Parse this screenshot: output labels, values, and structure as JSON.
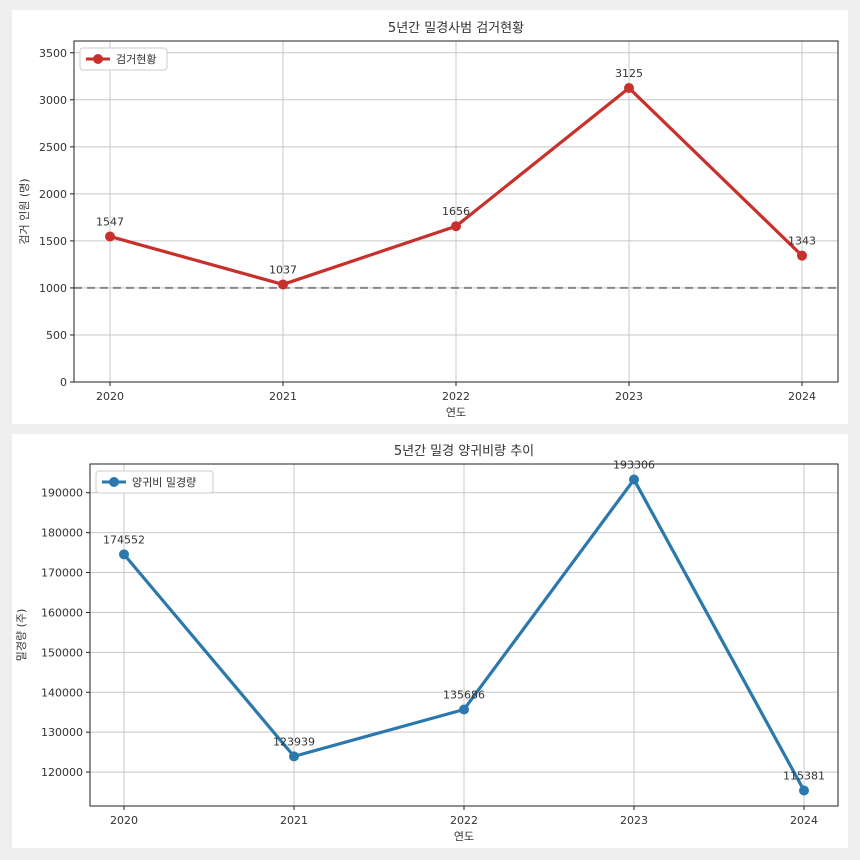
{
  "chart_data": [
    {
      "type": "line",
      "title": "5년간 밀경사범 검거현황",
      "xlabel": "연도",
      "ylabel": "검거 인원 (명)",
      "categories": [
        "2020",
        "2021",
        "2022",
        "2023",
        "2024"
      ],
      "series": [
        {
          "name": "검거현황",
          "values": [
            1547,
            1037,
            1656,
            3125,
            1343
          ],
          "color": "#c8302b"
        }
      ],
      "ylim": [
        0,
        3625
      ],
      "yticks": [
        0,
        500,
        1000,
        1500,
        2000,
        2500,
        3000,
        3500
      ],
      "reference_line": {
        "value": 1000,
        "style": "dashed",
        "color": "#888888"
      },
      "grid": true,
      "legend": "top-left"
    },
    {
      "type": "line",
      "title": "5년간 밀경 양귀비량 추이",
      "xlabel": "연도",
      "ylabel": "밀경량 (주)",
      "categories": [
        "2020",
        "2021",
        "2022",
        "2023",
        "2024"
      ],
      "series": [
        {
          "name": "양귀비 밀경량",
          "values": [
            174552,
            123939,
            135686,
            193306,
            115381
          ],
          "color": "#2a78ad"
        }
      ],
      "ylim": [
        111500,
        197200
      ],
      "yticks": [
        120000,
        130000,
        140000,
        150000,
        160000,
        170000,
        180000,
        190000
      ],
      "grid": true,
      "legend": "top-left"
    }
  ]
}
************
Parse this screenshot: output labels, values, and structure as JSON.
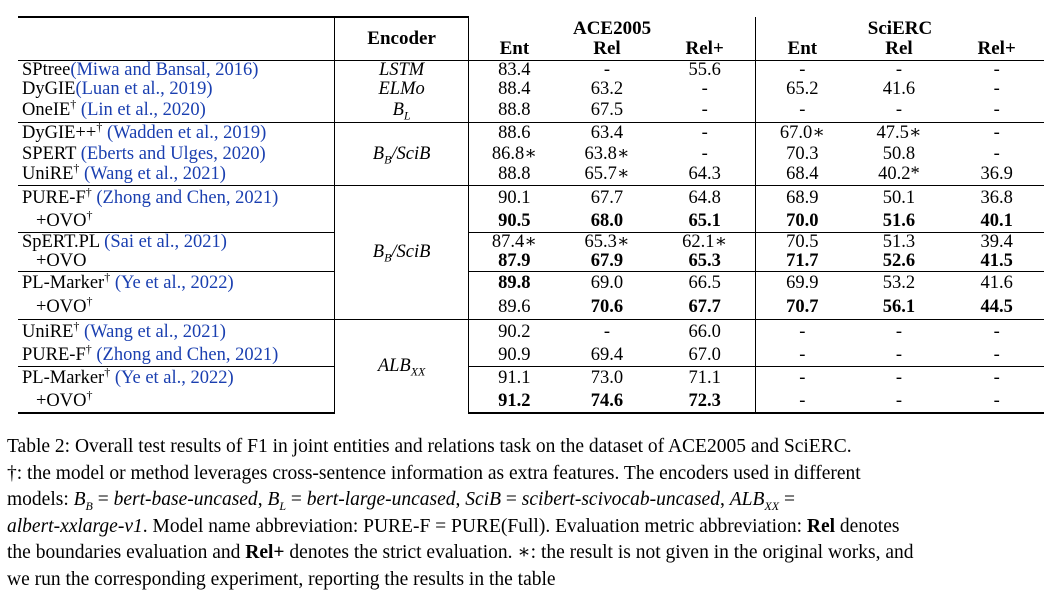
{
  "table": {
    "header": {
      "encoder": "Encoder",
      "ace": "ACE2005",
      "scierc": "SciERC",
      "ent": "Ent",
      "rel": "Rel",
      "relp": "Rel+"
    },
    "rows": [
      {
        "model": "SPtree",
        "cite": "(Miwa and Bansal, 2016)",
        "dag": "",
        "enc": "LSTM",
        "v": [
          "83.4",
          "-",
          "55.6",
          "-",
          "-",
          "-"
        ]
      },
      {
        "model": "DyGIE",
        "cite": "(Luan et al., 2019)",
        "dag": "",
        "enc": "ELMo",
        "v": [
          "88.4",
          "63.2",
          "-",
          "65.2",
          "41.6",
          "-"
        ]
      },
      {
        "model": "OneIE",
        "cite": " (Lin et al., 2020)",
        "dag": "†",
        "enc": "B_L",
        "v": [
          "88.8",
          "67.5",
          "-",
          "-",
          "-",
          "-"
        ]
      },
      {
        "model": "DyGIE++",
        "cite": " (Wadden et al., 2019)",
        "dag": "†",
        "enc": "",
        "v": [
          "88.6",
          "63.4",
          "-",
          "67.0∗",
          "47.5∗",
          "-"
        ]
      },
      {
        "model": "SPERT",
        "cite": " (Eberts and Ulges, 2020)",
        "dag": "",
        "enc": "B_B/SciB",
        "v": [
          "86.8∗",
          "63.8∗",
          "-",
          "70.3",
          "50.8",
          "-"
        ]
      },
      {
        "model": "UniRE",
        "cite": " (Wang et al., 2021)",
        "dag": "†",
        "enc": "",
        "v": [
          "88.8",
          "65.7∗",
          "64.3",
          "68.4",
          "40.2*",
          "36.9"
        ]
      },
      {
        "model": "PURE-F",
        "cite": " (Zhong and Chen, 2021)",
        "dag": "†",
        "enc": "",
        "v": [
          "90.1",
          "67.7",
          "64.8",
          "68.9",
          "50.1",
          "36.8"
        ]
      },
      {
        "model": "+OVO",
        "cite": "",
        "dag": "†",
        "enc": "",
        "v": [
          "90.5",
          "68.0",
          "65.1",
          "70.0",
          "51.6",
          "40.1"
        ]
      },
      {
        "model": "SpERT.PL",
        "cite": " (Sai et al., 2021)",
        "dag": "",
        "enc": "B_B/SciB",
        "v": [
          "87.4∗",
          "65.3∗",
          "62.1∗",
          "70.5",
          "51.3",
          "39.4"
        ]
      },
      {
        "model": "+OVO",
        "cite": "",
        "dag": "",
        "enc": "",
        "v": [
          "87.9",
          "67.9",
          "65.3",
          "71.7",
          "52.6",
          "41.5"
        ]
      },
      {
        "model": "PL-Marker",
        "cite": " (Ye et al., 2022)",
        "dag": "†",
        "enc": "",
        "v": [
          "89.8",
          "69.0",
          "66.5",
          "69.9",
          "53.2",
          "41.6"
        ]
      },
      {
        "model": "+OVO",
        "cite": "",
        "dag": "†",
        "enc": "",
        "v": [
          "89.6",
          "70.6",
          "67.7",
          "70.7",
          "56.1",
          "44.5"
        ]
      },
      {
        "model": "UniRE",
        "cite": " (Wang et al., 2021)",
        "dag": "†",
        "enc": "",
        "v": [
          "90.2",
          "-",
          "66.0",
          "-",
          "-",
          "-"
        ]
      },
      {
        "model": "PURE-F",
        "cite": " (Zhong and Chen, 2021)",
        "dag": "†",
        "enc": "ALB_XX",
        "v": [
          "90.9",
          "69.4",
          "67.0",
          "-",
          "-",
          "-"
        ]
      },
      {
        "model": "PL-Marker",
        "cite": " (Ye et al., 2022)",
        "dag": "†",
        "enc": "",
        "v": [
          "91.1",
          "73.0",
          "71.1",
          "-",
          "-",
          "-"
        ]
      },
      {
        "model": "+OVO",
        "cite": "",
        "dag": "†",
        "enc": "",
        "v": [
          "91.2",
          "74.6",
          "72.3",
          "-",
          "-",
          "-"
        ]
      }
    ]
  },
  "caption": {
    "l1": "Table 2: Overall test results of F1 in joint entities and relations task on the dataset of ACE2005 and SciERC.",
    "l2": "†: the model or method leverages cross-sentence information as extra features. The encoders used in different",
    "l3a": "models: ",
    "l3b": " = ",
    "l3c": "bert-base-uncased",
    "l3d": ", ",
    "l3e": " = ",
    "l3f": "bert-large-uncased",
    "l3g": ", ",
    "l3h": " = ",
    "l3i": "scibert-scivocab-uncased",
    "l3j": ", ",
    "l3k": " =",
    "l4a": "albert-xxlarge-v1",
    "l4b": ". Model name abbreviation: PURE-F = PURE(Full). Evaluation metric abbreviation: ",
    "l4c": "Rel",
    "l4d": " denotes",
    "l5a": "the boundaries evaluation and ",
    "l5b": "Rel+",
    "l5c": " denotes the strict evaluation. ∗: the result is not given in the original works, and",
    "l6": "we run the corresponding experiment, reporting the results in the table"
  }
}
************
From the data above, gather every line that includes the word "denotes".

### ANSWER IN FULL
    "l4d": " denotes",
    "l5c": " denotes the strict evaluation. ∗: the result is not given in the original works, and",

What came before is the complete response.